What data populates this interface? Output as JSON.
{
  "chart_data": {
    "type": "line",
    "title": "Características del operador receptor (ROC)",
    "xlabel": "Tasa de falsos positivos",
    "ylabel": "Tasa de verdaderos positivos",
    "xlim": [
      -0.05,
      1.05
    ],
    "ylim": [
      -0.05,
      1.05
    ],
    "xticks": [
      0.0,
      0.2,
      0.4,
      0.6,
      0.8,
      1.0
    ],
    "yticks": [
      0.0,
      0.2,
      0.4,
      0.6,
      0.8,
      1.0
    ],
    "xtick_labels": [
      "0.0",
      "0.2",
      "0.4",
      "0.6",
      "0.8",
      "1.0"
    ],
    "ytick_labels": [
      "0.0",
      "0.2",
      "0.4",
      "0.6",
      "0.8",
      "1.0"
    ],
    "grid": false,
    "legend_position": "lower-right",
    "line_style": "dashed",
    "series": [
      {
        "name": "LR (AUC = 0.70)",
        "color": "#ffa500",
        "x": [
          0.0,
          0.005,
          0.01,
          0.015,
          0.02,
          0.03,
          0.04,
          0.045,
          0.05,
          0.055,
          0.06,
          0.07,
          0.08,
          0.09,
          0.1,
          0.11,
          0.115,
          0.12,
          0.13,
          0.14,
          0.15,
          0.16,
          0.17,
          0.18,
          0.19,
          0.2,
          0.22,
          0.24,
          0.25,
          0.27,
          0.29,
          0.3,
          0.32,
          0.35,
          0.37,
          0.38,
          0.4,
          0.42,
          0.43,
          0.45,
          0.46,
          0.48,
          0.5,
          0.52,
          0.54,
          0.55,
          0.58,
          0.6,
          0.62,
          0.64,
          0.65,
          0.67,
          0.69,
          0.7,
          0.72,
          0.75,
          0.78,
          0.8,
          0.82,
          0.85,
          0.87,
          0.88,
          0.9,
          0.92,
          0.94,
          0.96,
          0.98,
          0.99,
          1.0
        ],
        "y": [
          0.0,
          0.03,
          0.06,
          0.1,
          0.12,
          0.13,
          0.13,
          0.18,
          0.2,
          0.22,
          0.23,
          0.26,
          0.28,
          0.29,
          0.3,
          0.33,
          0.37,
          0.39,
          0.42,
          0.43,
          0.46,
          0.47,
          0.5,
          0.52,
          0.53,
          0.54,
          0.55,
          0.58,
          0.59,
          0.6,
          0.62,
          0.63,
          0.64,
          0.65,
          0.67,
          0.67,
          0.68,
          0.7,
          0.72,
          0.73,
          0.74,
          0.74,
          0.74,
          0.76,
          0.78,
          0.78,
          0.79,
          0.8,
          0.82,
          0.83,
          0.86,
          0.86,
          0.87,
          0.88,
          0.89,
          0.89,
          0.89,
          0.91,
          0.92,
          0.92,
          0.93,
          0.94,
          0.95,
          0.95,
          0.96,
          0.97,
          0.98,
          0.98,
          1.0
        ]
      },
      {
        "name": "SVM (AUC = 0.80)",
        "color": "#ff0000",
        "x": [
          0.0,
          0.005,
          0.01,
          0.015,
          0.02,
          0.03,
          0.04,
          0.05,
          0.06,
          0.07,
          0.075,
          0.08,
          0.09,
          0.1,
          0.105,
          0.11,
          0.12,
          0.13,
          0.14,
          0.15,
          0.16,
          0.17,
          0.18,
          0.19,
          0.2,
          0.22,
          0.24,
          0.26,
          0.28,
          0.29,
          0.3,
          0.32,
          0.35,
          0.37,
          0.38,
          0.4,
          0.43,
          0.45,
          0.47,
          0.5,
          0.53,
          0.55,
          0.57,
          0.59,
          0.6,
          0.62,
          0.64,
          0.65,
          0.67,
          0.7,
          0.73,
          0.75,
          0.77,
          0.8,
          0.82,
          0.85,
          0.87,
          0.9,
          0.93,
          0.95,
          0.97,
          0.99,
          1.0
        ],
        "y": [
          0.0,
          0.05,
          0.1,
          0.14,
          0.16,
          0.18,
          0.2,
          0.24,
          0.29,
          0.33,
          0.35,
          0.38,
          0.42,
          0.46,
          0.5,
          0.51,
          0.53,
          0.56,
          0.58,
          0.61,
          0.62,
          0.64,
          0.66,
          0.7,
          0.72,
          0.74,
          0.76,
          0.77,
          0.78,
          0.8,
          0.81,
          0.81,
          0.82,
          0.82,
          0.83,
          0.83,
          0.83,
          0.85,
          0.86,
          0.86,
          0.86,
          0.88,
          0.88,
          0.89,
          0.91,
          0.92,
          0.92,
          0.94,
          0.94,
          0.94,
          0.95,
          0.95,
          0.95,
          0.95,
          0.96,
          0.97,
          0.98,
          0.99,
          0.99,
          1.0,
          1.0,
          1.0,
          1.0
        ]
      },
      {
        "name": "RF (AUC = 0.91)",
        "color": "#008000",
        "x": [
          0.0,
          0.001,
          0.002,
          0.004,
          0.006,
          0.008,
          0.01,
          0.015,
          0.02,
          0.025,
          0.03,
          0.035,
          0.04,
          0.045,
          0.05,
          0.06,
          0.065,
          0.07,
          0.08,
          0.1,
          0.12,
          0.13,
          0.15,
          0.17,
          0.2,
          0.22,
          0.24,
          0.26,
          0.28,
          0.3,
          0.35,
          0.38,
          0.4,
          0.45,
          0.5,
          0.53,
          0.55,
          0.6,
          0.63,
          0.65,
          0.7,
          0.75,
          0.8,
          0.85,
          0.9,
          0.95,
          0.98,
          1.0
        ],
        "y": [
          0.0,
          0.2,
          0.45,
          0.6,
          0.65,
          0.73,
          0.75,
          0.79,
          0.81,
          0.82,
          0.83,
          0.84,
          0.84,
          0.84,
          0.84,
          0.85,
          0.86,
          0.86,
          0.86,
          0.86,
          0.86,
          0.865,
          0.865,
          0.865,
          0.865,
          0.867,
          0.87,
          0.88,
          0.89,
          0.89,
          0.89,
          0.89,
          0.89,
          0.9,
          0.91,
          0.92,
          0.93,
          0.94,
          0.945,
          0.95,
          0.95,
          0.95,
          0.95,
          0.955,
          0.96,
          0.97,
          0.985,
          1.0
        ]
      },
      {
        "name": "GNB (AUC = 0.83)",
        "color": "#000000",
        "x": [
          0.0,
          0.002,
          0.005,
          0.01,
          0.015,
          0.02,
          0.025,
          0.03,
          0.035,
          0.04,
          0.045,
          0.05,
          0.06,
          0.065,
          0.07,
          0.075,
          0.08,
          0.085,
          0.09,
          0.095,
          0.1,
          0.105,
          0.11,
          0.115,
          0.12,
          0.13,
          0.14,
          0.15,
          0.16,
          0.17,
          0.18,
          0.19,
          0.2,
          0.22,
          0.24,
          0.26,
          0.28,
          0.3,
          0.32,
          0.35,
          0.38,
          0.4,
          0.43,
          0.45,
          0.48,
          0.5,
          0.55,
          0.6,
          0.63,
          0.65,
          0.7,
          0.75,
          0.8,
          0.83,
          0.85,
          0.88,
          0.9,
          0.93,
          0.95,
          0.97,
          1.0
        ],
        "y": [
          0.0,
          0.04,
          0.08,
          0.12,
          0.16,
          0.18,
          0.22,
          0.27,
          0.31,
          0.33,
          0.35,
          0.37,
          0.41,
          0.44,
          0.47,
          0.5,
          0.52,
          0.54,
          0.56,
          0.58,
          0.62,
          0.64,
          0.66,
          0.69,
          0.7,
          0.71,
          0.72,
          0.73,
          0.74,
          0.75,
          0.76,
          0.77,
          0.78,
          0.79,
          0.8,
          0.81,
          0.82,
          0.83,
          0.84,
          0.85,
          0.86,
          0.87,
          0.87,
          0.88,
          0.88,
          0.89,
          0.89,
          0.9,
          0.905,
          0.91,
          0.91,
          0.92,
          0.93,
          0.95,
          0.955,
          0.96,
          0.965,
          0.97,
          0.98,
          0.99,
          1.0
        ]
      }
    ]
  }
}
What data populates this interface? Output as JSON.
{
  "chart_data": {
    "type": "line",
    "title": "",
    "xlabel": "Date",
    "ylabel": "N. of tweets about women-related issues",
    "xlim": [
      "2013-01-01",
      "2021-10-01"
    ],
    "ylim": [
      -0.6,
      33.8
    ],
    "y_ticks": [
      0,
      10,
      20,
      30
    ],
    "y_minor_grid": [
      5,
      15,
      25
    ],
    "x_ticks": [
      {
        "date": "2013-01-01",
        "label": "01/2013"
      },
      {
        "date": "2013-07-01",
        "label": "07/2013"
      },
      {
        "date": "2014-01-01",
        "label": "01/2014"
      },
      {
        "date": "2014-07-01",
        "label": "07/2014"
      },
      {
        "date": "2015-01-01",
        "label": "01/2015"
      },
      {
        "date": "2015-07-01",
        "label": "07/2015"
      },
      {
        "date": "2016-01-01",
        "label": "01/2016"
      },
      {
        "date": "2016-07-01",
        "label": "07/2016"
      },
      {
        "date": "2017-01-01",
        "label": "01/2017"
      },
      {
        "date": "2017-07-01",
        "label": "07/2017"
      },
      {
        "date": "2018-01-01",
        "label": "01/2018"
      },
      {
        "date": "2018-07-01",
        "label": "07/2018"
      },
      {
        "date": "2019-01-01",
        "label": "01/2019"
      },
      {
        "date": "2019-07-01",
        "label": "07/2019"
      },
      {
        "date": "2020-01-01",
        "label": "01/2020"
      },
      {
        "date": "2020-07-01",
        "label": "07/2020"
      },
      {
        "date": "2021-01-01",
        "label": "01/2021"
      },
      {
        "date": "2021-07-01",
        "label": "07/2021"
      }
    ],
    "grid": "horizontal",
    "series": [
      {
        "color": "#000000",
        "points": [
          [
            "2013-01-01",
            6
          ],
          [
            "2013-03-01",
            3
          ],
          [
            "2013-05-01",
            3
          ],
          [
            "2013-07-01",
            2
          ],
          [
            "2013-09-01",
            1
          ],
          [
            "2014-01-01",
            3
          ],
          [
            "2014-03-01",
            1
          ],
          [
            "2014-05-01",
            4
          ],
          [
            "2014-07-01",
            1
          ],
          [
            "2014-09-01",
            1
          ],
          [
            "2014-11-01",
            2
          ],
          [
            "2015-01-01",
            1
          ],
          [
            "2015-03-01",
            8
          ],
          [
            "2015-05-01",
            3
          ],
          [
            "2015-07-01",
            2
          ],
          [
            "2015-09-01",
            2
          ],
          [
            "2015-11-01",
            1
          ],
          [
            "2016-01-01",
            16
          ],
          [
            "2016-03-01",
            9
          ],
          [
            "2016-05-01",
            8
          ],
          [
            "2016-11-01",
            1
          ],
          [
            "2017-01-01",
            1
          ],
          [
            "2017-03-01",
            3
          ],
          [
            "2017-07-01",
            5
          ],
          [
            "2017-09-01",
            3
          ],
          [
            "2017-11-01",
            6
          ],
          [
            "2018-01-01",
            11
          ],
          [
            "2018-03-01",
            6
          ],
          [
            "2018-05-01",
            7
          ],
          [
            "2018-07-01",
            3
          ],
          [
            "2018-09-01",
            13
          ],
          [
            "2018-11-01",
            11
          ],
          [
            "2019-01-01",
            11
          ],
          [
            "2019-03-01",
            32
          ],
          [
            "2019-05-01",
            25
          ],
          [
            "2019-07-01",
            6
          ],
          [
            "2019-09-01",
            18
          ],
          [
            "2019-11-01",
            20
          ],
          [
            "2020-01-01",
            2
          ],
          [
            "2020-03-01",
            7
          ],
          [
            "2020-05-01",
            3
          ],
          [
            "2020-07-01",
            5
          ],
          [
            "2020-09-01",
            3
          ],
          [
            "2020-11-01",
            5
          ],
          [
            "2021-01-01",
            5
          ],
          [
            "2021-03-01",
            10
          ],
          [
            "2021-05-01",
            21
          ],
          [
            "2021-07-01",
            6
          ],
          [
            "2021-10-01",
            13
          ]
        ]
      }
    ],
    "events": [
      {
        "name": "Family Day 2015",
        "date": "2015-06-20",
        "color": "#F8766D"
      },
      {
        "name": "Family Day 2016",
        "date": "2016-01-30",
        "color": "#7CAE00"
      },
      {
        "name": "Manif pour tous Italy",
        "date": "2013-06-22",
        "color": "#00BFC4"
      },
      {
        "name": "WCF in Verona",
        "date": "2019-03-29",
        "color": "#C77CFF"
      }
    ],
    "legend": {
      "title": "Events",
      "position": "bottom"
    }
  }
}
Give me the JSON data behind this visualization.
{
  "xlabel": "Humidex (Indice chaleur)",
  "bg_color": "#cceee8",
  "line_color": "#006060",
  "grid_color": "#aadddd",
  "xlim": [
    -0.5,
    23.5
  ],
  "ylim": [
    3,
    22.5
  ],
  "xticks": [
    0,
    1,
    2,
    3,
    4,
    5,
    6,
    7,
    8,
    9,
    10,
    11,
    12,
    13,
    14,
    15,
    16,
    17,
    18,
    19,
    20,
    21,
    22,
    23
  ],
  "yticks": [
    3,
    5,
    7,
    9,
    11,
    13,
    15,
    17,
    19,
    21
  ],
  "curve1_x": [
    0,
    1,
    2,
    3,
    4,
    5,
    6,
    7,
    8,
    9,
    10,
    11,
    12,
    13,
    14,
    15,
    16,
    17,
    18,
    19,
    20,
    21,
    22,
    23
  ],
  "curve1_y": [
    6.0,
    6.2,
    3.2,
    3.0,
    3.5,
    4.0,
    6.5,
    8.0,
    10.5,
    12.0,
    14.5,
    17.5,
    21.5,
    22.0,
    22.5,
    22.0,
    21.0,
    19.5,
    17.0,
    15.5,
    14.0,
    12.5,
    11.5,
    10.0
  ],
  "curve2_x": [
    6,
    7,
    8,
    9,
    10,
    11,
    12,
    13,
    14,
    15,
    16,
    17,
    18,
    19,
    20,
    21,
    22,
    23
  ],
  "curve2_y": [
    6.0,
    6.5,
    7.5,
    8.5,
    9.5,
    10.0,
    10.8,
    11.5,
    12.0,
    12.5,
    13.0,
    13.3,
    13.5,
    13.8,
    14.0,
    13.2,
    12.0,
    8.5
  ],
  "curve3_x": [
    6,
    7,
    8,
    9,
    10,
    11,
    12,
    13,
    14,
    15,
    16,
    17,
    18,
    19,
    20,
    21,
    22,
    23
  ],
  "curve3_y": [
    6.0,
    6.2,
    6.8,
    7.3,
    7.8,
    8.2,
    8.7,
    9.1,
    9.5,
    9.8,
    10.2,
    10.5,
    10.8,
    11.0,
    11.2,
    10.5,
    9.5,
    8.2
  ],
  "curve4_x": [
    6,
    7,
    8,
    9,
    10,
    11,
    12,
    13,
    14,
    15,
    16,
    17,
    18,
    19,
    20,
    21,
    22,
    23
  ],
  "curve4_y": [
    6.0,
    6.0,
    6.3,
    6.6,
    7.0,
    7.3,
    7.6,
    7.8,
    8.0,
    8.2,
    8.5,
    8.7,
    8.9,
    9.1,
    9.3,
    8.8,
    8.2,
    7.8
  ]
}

- [Directions for this task]: Find every line that has "ylabel" in it, then return those lines.

- [Result of this task]:
    "ylabel": "Tasa de verdaderos positivos",
    "ylabel": "N. of tweets about women-related issues",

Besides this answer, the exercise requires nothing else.